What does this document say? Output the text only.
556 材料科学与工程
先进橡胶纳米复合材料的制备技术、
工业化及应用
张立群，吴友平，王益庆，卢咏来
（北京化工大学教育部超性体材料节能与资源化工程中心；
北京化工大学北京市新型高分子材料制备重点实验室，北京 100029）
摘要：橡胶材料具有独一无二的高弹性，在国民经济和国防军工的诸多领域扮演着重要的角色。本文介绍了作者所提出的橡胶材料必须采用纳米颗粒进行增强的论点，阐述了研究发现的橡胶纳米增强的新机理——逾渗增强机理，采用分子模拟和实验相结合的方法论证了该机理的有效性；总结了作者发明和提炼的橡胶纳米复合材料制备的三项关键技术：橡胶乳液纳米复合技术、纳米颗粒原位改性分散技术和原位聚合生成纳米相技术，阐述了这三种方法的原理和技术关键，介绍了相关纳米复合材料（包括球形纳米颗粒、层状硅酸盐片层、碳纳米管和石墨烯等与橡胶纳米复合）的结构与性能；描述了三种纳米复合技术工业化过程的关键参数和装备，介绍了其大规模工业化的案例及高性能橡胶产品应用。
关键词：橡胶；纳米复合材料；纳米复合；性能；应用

### Exercise brief
Every entry above needs to be quoted exactly.

### Solution
What does this document say? Output the text only.
556 材料科学与工程
先进橡胶纳米复合材料的制备技术、
工业化及应用
张立群，吴友平，王益庆，卢咏来
（北京化工大学教育部超性体材料节能与资源化工程中心；
北京化工大学北京市新型高分子材料制备重点实验室，北京 100029）
摘要：橡胶材料具有独一无二的高弹性，在国民经济和国防军工的诸多领域扮演着重要的角色。本文介绍了作者所提出的橡胶材料必须采用纳米颗粒进行增强的论点，阐述了研究发现的橡胶纳米增强的新机理——逾渗增强机理，采用分子模拟和实验相结合的方法论证了该机理的有效性；总结了作者发明和提炼的橡胶纳米复合材料制备的三项关键技术：橡胶乳液纳米复合技术、纳米颗粒原位改性分散技术和原位聚合生成纳米相技术，阐述了这三种方法的原理和技术关键，介绍了相关纳米复合材料（包括球形纳米颗粒、层状硅酸盐片层、碳纳米管和石墨烯等与橡胶纳米复合）的结构与性能；描述了三种纳米复合技术工业化过程的关键参数和装备，介绍了其大规模工业化的案例及高性能橡胶产品应用。
关键词：橡胶；纳米复合材料；纳米复合；性能；应用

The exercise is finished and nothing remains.